Given instruction: Without the pictures, copy the entries below word for word.

_ _ _ _ _

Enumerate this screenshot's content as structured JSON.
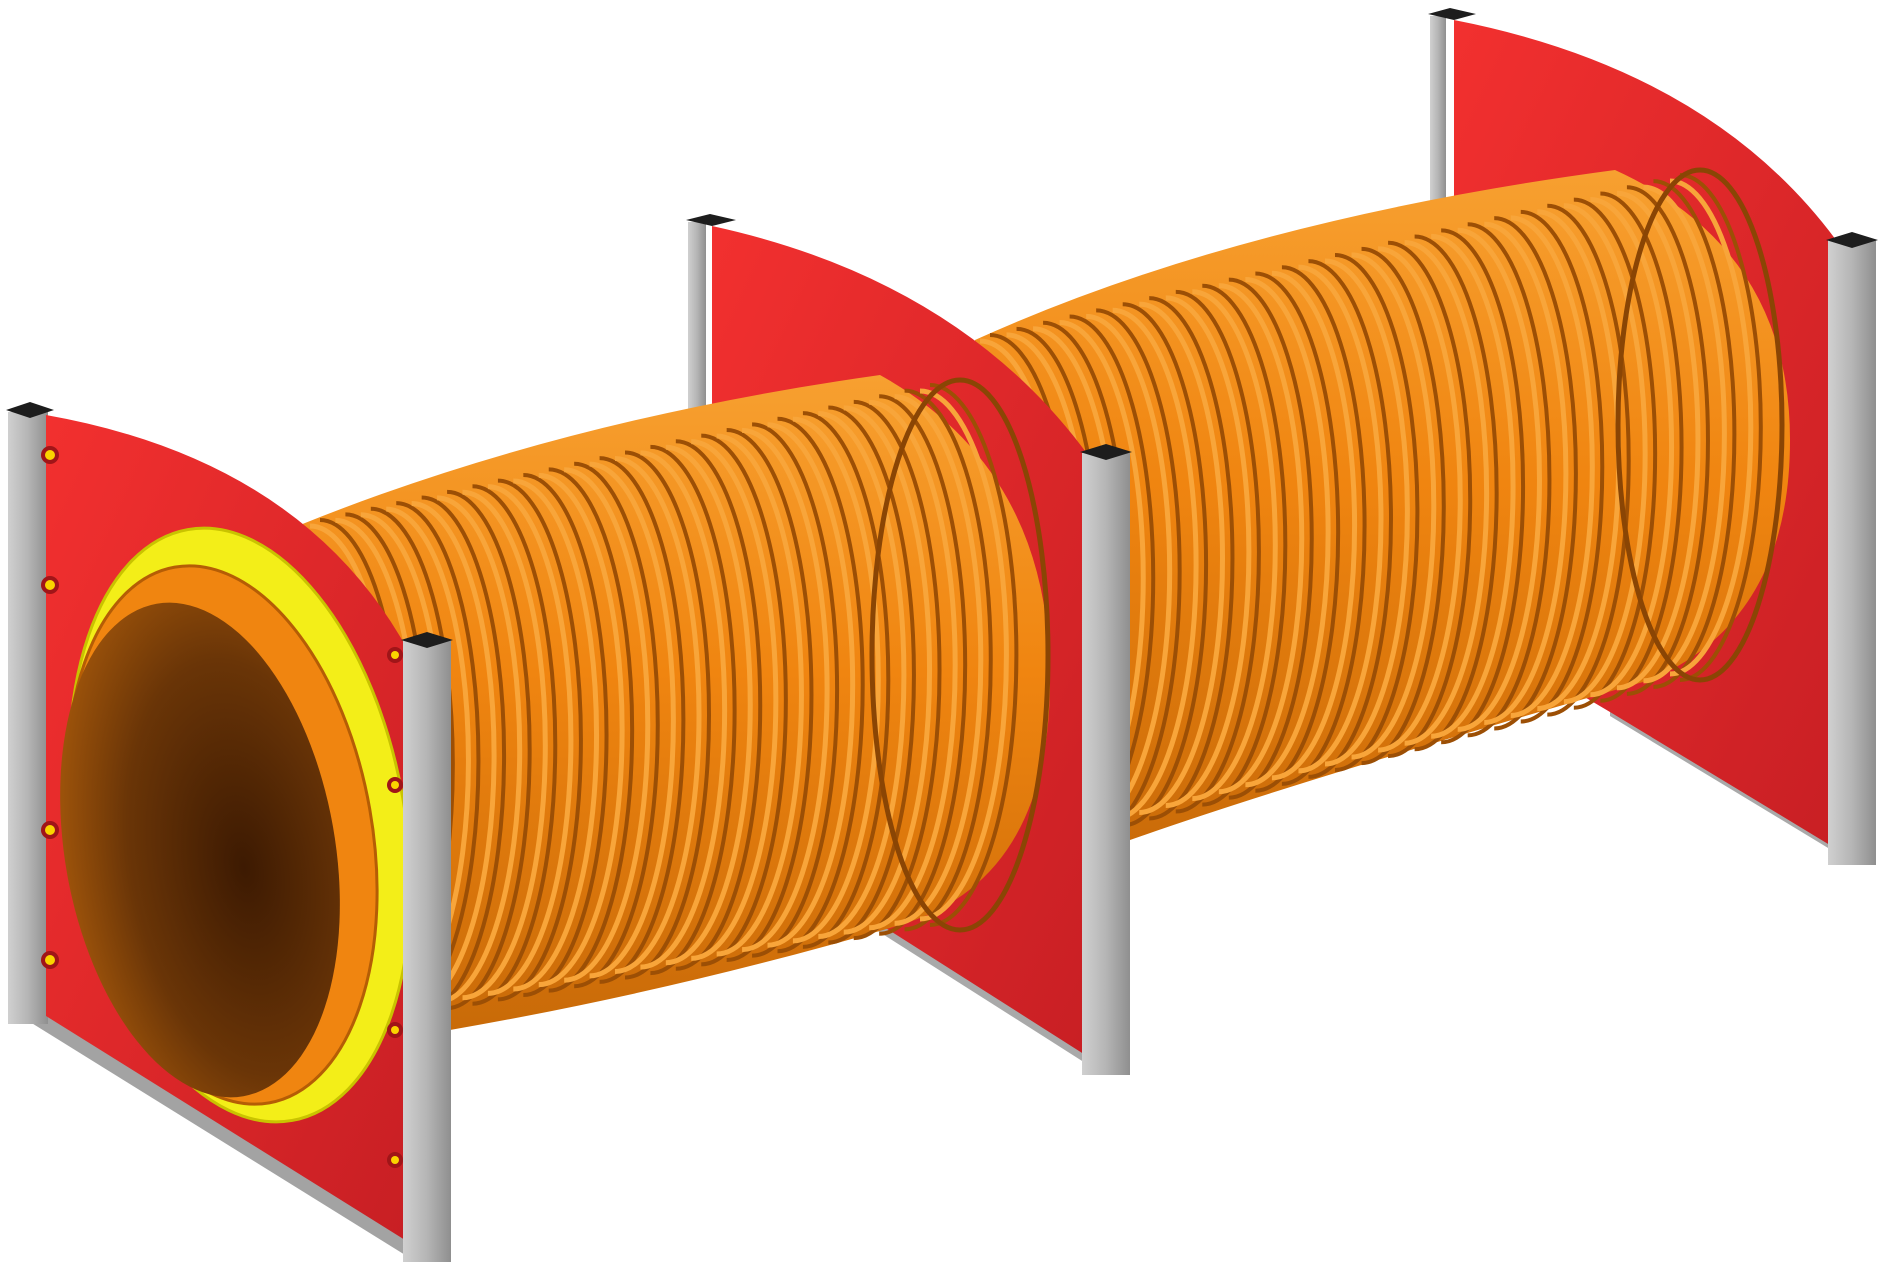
{
  "scene": {
    "subject": "playground-crawl-tunnel",
    "colors": {
      "panel": "#e8262b",
      "panel_shadow": "#b81d22",
      "tube": "#f0820f",
      "tube_dark": "#a85406",
      "tube_inner": "#6b3506",
      "ring": "#f4ee1a",
      "post": "#b9b9b9",
      "post_dark": "#8d8d8d",
      "cap": "#1d1d1d",
      "bolt": "#fbd400"
    },
    "tube_segments": 2,
    "support_frames": 3
  }
}
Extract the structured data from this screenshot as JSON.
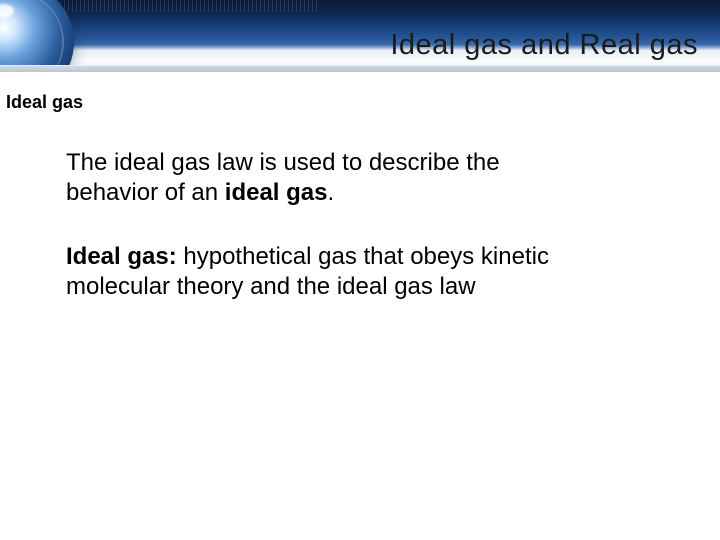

_ _ _ _ _

Expected answer:
Enumerate this screenshot's content as structured JSON.
{
  "scene": {
    "subject": "playground-crawl-tunnel",
    "colors": {
      "panel": "#e8262b",
      "panel_shadow": "#b81d22",
      "tube": "#f0820f",
      "tube_dark": "#a85406",
      "tube_inner": "#6b3506",
      "ring": "#f4ee1a",
      "post": "#b9b9b9",
      "post_dark": "#8d8d8d",
      "cap": "#1d1d1d",
      "bolt": "#fbd400"
    },
    "tube_segments": 2,
    "support_frames": 3
  }
}
Extract the structured data from this screenshot as JSON.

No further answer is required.